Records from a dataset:
•••
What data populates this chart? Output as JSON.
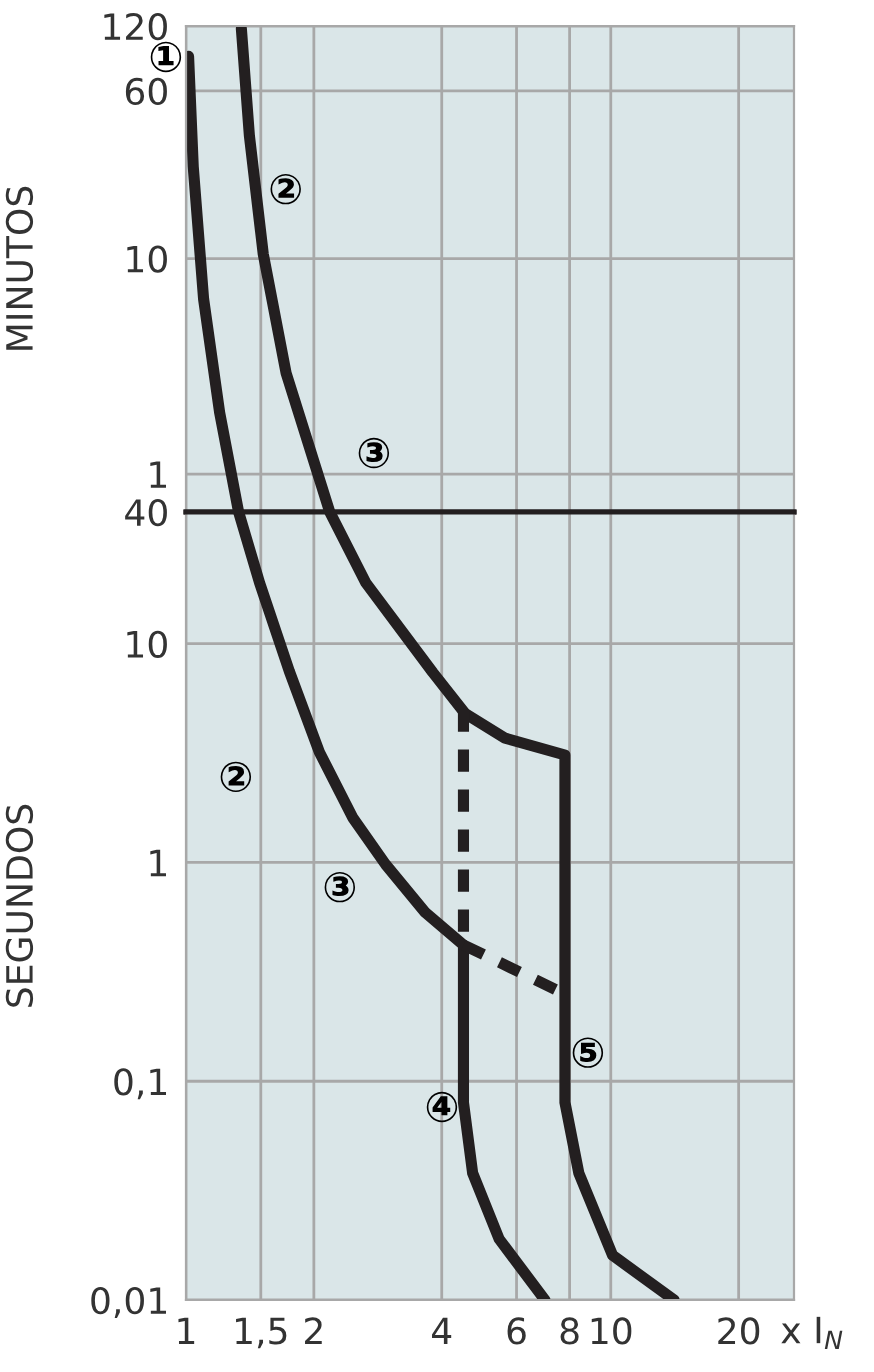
{
  "chart_data": [
    {
      "type": "line",
      "ylabel": "MINUTOS",
      "log": "xy",
      "grid": true,
      "line_style": "solid",
      "tick_labels": "y",
      "xlim": [
        1,
        27
      ],
      "xticks": [
        1,
        1.5,
        2,
        4,
        6,
        8,
        10,
        20
      ],
      "ylim": [
        0.6667,
        120
      ],
      "yticks": [
        1,
        10,
        60,
        120
      ],
      "series": [
        {
          "color": "#231f20",
          "x": [
            1.014,
            1.04,
            1.1,
            1.2,
            1.33
          ],
          "values": [
            86.7,
            26.7,
            6.5,
            1.93,
            0.6667
          ]
        },
        {
          "color": "#231f20",
          "x": [
            1.35,
            1.41,
            1.52,
            1.72,
            2.18
          ],
          "values": [
            116.7,
            37.2,
            10.5,
            2.95,
            0.6667
          ]
        }
      ],
      "annotations": [
        "①",
        "②",
        "③"
      ]
    },
    {
      "type": "line",
      "xlabel": "x I$_{N}$",
      "ylabel": "SEGUNDOS",
      "log": "xy",
      "grid": true,
      "line_style": "solid",
      "xlim": [
        1,
        27
      ],
      "xticks": [
        1,
        {
          "value": 1.5,
          "label": "1,5"
        },
        2,
        4,
        6,
        8,
        10,
        20
      ],
      "ylim": [
        0.01,
        40
      ],
      "yticks": [
        {
          "value": 0.01,
          "label": "0,01"
        },
        {
          "value": 0.1,
          "label": "0,1"
        },
        1,
        10,
        40
      ],
      "series": [
        {
          "color": "#231f20",
          "x": [
            1.33,
            1.49,
            1.75,
            2.06,
            2.47,
            2.95,
            3.66,
            4.5,
            4.5,
            4.73,
            5.46,
            7.0
          ],
          "values": [
            40,
            19,
            7.5,
            3.2,
            1.6,
            0.98,
            0.59,
            0.42,
            0.08,
            0.038,
            0.019,
            0.01
          ]
        },
        {
          "color": "#231f20",
          "x": [
            2.18,
            2.65,
            3.81,
            4.54,
            5.64,
            7.8,
            7.8,
            8.41,
            10.1,
            14.1
          ],
          "values": [
            40,
            19,
            7.4,
            4.8,
            3.7,
            3.1,
            0.08,
            0.038,
            0.016,
            0.01
          ]
        },
        {
          "color": "#231f20",
          "line_style": "dashed",
          "x": [
            4.5,
            4.5
          ],
          "values": [
            5,
            0.42
          ]
        },
        {
          "color": "#231f20",
          "line_style": "dashed",
          "x": [
            4.5,
            7.8
          ],
          "values": [
            0.42,
            0.25
          ]
        }
      ],
      "annotations": [
        "②",
        "③",
        "④",
        "⑤"
      ]
    }
  ]
}
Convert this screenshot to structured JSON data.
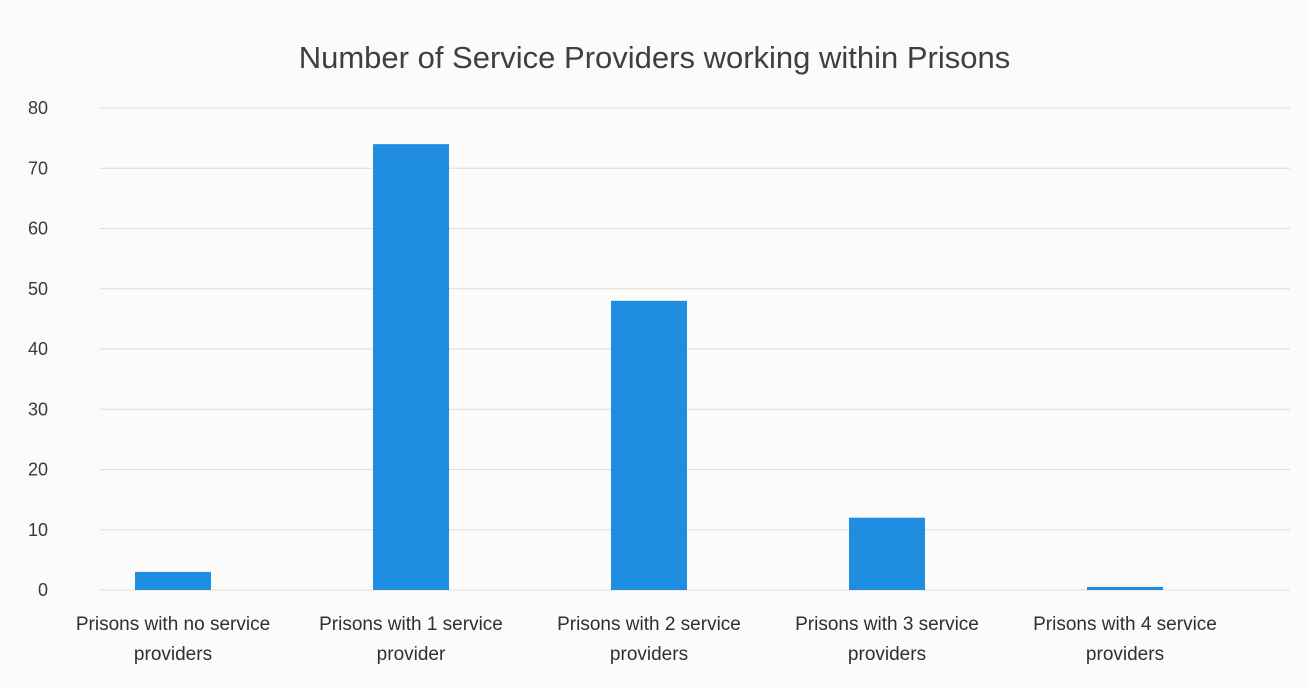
•••
Exercise objective: Where a line in the entries holds the word "this", copy that line.

Result:
What data populates this chart? Output as JSON.
Convert this screenshot to structured JSON data.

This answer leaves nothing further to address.